───── DATA SUPPLIED ─────

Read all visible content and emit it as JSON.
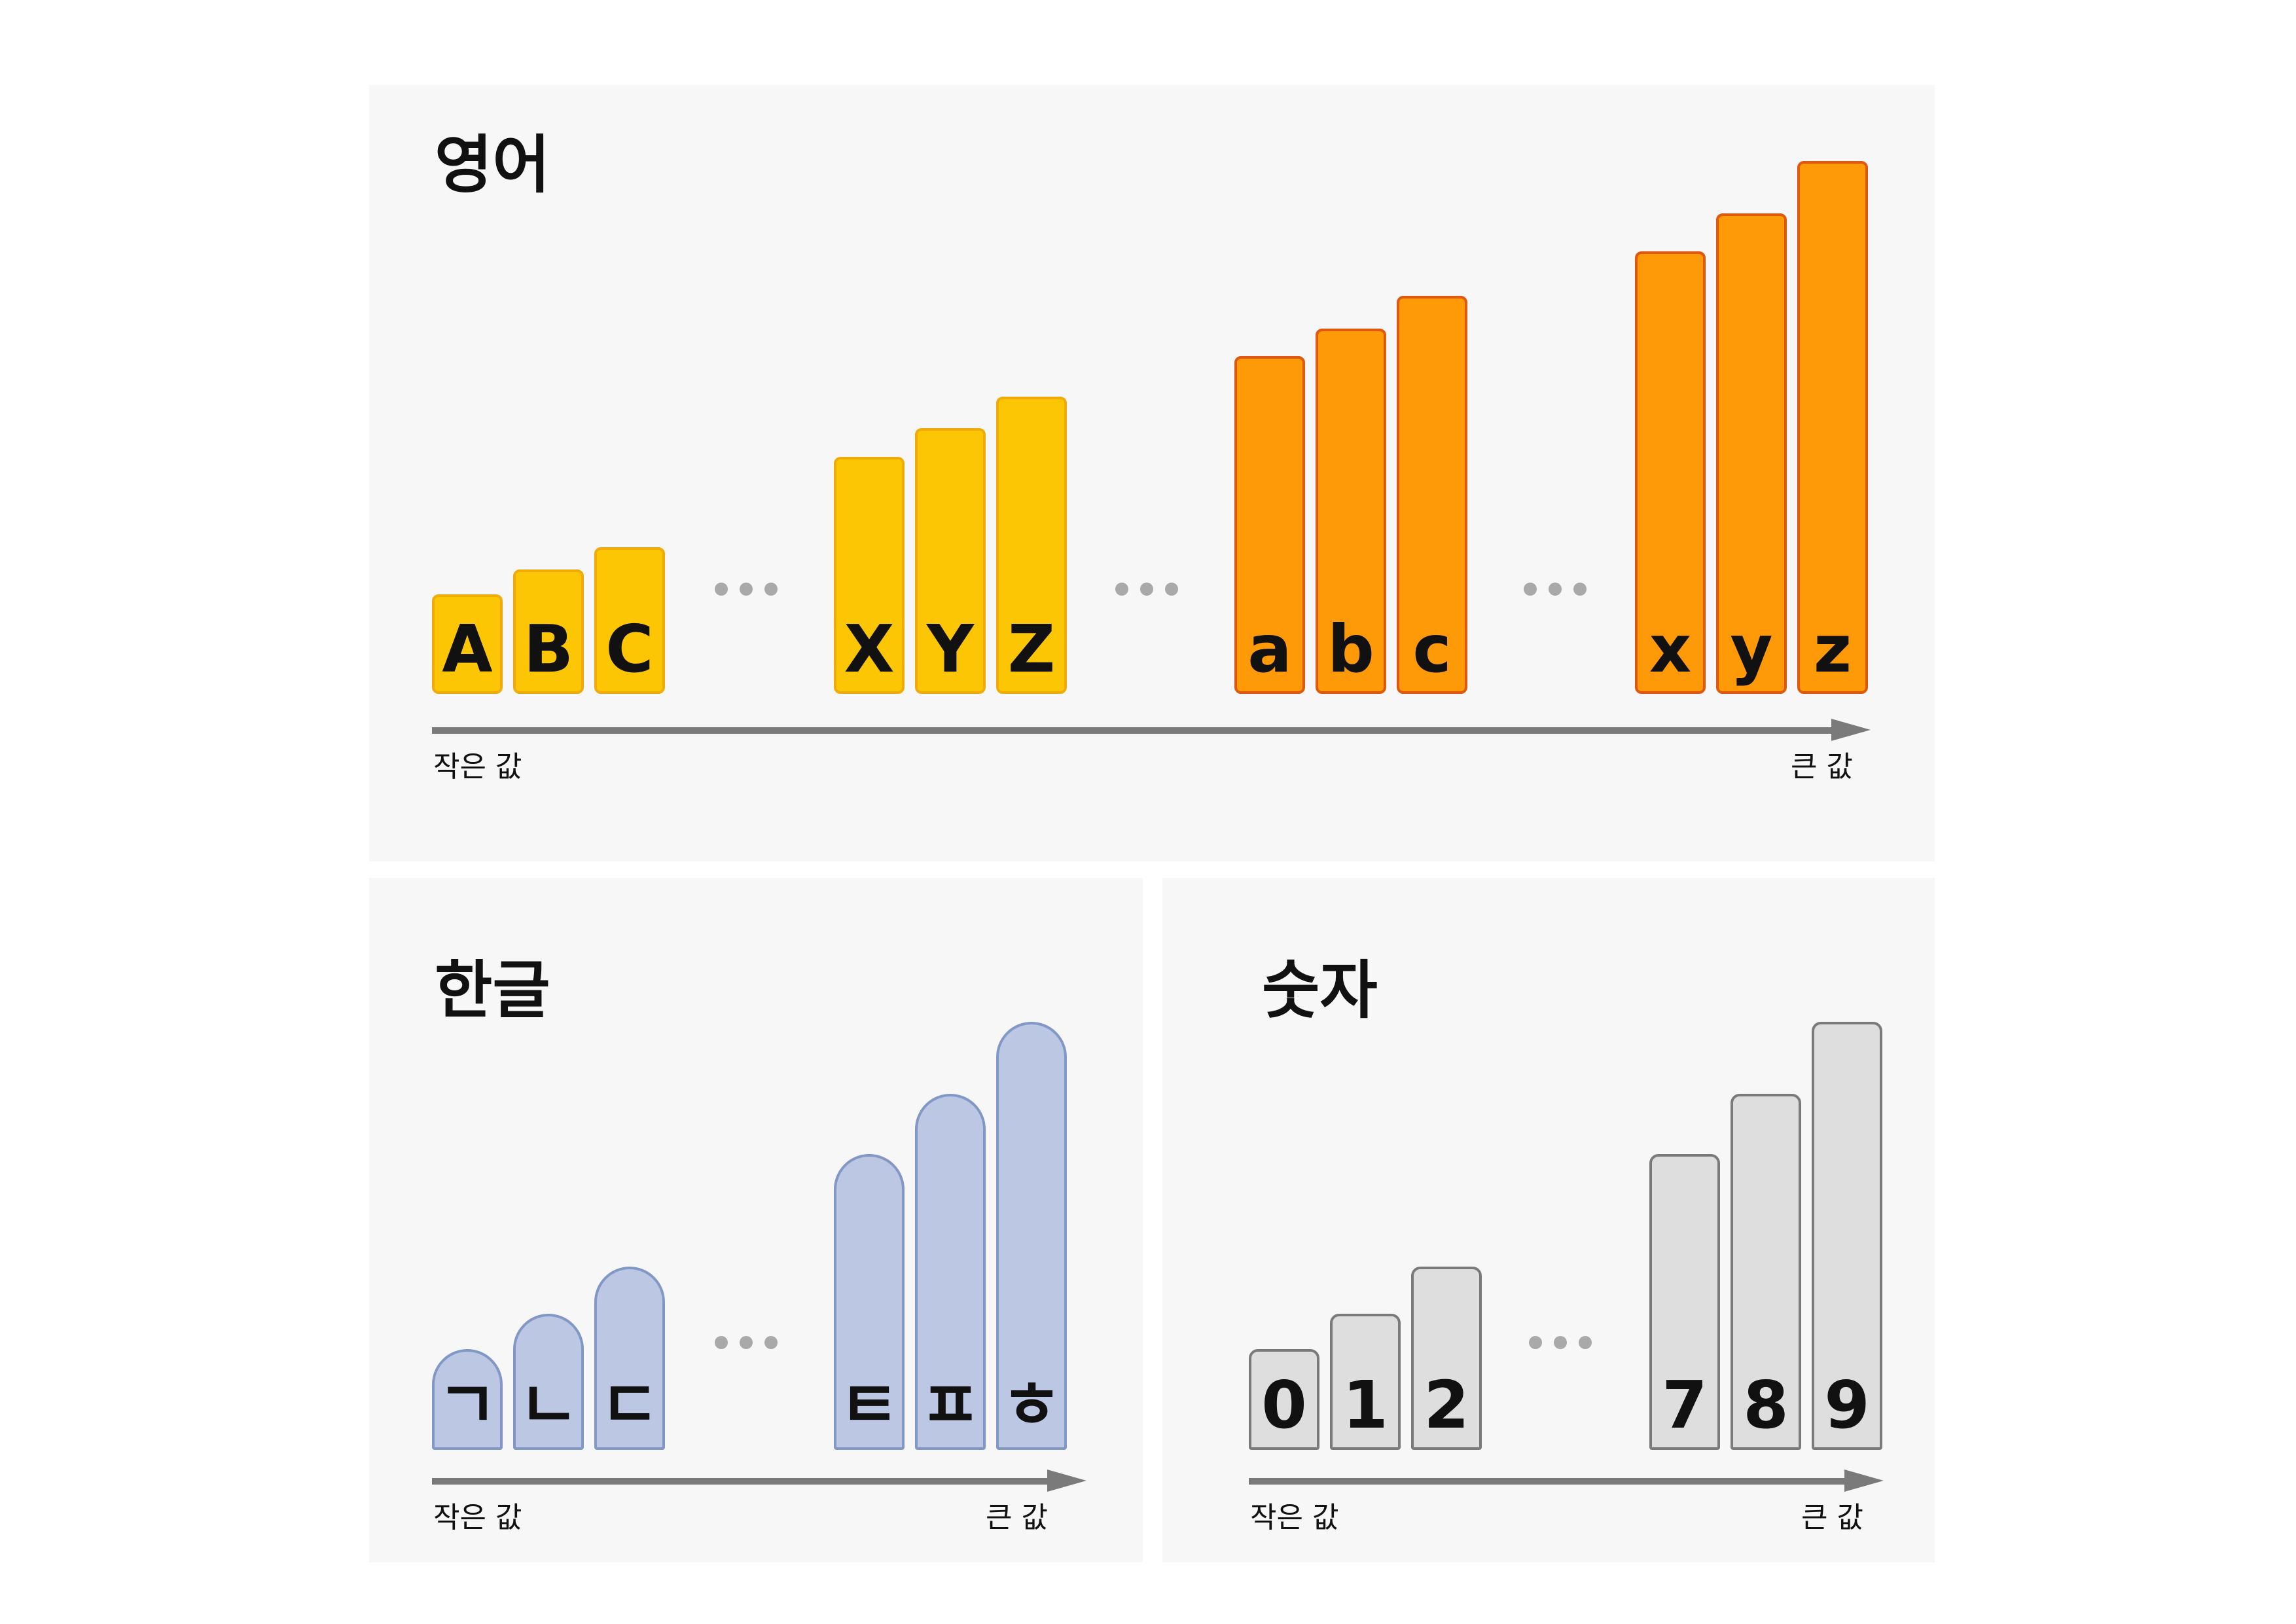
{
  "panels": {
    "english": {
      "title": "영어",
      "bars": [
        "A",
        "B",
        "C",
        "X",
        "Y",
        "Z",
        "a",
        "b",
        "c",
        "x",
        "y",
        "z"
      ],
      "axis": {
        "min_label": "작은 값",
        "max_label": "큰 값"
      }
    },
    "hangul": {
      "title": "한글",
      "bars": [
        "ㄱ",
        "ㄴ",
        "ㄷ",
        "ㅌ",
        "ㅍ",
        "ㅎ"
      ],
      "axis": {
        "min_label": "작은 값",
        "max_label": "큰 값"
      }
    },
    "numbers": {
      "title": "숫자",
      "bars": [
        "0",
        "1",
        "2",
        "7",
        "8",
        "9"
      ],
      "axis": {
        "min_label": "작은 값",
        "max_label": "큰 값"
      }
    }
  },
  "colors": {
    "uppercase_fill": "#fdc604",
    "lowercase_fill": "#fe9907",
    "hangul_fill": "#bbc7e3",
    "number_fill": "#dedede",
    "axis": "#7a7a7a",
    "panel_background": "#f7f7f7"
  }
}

─────

### EXERCISE OBJECTIVE:
Output the material word for word, omitting its pictures.

### WRITTEN SOLUTION:
Read all visible content and emit it as JSON.
{
  "panels": {
    "english": {
      "title": "영어",
      "bars": [
        "A",
        "B",
        "C",
        "X",
        "Y",
        "Z",
        "a",
        "b",
        "c",
        "x",
        "y",
        "z"
      ],
      "axis": {
        "min_label": "작은 값",
        "max_label": "큰 값"
      }
    },
    "hangul": {
      "title": "한글",
      "bars": [
        "ㄱ",
        "ㄴ",
        "ㄷ",
        "ㅌ",
        "ㅍ",
        "ㅎ"
      ],
      "axis": {
        "min_label": "작은 값",
        "max_label": "큰 값"
      }
    },
    "numbers": {
      "title": "숫자",
      "bars": [
        "0",
        "1",
        "2",
        "7",
        "8",
        "9"
      ],
      "axis": {
        "min_label": "작은 값",
        "max_label": "큰 값"
      }
    }
  },
  "colors": {
    "uppercase_fill": "#fdc604",
    "lowercase_fill": "#fe9907",
    "hangul_fill": "#bbc7e3",
    "number_fill": "#dedede",
    "axis": "#7a7a7a",
    "panel_background": "#f7f7f7"
  }
}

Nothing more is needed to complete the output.